* **Data to process**:
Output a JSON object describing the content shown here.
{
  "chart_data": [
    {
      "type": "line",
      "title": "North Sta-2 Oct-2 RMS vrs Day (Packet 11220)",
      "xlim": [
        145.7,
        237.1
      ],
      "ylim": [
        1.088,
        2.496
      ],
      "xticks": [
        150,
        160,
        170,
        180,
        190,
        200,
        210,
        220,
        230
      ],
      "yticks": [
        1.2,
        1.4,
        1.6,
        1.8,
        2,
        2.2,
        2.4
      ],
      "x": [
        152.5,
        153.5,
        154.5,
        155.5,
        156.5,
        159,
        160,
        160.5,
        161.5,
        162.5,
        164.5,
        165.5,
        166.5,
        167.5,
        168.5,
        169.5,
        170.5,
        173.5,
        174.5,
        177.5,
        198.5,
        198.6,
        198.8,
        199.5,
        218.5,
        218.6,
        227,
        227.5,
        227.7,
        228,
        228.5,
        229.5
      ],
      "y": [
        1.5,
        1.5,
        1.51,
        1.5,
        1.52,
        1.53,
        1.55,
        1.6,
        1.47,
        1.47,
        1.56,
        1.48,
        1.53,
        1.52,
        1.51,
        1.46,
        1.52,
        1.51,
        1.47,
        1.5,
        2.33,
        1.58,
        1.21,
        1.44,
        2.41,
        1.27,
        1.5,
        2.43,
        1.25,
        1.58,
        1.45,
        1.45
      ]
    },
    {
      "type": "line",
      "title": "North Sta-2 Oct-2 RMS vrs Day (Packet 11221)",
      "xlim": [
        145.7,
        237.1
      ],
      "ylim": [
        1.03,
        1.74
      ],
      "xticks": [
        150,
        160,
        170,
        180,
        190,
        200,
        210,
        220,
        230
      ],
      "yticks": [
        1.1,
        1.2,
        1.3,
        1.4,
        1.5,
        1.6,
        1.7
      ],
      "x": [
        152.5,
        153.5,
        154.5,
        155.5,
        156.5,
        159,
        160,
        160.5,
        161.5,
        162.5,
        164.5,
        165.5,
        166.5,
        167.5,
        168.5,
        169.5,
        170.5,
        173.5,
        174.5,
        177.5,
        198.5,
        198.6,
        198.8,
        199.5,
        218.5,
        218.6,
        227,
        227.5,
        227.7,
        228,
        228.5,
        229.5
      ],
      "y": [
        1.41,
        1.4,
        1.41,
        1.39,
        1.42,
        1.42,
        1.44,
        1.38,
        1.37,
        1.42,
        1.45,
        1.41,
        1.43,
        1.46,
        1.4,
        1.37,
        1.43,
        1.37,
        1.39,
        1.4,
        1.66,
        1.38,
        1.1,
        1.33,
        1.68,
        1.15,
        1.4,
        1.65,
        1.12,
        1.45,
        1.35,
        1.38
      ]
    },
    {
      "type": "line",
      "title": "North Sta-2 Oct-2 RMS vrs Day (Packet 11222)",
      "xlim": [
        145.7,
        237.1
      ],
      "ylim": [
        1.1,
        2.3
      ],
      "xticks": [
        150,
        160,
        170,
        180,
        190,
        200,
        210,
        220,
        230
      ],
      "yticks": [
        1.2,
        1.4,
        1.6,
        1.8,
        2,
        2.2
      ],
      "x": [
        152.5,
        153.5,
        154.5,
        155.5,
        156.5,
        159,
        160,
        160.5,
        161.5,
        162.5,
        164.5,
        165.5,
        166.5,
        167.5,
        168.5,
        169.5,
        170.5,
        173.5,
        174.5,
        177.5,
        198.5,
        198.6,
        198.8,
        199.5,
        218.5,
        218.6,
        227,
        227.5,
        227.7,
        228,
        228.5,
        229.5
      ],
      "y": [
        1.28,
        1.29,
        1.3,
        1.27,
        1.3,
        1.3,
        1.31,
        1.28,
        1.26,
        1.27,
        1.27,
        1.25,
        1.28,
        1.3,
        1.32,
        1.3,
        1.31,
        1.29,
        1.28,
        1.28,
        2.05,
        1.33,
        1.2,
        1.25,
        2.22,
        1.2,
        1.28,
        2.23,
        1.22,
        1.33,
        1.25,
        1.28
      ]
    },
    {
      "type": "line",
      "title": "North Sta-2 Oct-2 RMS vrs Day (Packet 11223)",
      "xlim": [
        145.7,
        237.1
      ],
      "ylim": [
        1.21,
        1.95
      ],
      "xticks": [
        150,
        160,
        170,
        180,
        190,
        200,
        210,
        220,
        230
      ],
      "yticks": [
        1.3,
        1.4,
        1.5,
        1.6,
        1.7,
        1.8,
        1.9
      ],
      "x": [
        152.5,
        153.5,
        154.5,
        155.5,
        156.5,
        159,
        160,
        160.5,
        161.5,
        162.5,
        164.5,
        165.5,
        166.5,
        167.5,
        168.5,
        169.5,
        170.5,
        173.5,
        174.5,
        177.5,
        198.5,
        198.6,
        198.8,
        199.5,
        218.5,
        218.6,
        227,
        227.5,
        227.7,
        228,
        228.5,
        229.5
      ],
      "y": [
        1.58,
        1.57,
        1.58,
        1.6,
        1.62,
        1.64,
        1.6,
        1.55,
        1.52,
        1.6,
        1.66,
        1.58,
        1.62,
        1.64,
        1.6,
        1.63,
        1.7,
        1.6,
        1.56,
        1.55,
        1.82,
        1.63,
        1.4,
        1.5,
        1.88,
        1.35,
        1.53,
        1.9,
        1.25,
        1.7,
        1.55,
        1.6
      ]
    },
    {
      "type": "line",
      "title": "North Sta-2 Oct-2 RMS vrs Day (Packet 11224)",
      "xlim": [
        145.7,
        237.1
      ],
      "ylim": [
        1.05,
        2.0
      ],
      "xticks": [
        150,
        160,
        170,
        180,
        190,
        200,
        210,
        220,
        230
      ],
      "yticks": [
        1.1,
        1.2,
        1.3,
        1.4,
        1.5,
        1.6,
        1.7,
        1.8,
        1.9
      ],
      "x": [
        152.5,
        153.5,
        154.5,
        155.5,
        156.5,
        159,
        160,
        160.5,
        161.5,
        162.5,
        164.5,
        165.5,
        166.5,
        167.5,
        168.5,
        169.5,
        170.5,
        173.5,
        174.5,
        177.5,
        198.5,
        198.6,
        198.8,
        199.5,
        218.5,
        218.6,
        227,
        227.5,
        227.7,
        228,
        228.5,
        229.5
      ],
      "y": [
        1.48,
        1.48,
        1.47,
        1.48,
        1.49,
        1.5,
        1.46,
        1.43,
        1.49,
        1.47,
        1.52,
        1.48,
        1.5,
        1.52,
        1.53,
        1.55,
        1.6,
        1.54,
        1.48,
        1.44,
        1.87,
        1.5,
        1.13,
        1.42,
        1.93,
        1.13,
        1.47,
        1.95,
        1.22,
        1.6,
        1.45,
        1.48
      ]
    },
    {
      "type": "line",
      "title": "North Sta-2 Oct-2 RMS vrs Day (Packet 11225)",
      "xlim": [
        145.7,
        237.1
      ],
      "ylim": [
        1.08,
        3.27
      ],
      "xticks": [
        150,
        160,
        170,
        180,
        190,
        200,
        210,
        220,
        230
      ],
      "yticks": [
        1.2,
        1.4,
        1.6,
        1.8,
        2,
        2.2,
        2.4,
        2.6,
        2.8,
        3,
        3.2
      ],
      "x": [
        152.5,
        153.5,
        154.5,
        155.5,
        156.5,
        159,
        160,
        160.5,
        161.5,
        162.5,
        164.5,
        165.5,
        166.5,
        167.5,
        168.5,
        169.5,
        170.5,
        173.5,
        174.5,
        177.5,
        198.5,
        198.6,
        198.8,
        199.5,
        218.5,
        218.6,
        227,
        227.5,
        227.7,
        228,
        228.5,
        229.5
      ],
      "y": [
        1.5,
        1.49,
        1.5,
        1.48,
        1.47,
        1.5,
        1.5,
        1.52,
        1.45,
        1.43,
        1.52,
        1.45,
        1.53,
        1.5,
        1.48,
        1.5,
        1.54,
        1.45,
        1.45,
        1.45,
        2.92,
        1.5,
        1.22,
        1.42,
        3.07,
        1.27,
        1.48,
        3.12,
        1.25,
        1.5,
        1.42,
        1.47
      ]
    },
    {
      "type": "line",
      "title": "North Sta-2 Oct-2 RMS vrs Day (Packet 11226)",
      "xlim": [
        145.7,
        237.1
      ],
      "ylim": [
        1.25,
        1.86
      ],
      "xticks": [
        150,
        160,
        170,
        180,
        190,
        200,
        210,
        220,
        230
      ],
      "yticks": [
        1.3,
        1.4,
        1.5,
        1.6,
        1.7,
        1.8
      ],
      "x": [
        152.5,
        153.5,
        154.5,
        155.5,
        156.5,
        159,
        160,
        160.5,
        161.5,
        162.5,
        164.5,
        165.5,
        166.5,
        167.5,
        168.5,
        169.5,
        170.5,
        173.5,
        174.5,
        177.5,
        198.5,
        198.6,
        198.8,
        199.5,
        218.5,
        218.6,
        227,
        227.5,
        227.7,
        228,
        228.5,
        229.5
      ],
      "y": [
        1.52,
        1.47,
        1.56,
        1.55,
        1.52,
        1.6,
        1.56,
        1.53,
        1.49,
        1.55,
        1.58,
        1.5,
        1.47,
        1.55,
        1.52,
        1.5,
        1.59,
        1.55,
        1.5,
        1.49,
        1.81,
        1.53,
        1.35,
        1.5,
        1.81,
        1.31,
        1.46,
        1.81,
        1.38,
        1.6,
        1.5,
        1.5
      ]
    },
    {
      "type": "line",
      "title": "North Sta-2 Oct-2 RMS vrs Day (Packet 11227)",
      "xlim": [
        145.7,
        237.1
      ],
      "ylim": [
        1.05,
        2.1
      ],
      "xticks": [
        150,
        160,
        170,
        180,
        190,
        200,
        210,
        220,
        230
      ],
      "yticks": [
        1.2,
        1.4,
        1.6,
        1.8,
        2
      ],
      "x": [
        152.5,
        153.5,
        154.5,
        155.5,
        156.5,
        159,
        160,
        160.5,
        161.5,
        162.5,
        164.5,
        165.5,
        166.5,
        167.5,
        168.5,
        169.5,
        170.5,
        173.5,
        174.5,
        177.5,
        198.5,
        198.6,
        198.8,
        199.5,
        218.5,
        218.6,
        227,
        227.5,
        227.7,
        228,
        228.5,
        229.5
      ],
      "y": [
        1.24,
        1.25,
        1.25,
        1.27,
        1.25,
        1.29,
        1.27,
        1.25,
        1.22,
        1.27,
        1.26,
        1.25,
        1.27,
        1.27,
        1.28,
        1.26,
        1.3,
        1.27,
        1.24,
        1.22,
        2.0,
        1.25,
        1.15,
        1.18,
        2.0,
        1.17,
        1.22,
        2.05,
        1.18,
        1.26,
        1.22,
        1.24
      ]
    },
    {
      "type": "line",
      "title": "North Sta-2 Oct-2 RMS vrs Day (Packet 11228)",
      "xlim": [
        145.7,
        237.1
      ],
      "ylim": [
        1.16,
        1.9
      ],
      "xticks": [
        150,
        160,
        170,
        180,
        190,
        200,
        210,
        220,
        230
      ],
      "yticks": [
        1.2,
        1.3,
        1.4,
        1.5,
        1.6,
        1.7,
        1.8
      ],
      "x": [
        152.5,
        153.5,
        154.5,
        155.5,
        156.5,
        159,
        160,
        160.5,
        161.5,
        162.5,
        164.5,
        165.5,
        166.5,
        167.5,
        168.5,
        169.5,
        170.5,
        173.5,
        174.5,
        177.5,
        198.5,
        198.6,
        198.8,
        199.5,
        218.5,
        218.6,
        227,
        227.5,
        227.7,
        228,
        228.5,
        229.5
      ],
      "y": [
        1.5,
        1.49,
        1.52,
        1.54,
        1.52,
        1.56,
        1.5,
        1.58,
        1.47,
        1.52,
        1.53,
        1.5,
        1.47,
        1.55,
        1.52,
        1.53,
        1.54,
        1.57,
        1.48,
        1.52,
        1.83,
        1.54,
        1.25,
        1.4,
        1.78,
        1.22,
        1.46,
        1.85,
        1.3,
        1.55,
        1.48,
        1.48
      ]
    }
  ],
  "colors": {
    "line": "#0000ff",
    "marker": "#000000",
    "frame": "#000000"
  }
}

* **Description of the task**: Copy each line that contains the word "title".

* **Exercise answer**:
      "title": "North Sta-2 Oct-2 RMS vrs Day (Packet 11220)",
      "title": "North Sta-2 Oct-2 RMS vrs Day (Packet 11221)",
      "title": "North Sta-2 Oct-2 RMS vrs Day (Packet 11222)",
      "title": "North Sta-2 Oct-2 RMS vrs Day (Packet 11223)",
      "title": "North Sta-2 Oct-2 RMS vrs Day (Packet 11224)",
      "title": "North Sta-2 Oct-2 RMS vrs Day (Packet 11225)",
      "title": "North Sta-2 Oct-2 RMS vrs Day (Packet 11226)",
      "title": "North Sta-2 Oct-2 RMS vrs Day (Packet 11227)",
      "title": "North Sta-2 Oct-2 RMS vrs Day (Packet 11228)",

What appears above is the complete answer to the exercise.